Requirement:
Report only how many lines of the entries below contain the string "description".

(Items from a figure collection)
<<<<

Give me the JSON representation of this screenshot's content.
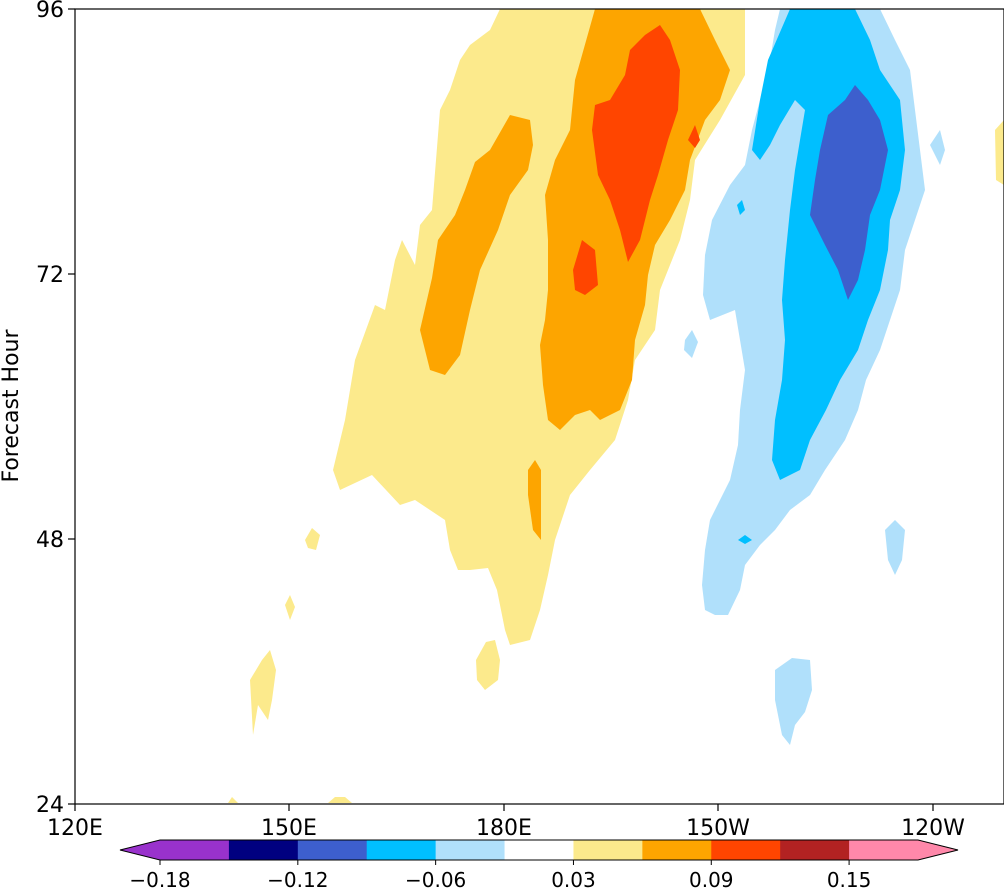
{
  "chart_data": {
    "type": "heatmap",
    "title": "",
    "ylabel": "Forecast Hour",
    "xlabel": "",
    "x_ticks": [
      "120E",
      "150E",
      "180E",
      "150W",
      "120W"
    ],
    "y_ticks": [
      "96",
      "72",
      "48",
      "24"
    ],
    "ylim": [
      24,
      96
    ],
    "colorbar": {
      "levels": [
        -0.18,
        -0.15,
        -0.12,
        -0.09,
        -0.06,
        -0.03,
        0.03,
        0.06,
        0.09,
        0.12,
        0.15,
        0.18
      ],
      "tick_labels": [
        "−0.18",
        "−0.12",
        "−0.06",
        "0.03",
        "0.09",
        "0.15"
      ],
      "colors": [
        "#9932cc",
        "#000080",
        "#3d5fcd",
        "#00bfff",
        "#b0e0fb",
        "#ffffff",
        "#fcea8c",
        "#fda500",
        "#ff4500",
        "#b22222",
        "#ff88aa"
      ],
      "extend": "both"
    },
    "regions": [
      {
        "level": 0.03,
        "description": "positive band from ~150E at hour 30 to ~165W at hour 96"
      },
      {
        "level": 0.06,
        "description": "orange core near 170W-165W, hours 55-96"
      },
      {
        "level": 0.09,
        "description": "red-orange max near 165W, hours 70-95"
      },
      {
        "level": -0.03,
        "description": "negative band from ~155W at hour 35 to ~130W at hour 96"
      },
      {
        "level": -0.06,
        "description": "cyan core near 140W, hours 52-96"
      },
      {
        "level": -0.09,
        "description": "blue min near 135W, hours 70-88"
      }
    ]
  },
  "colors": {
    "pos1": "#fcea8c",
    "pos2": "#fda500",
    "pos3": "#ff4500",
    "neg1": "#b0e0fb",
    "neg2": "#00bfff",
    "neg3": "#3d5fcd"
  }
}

>>>>

Worked answer:
6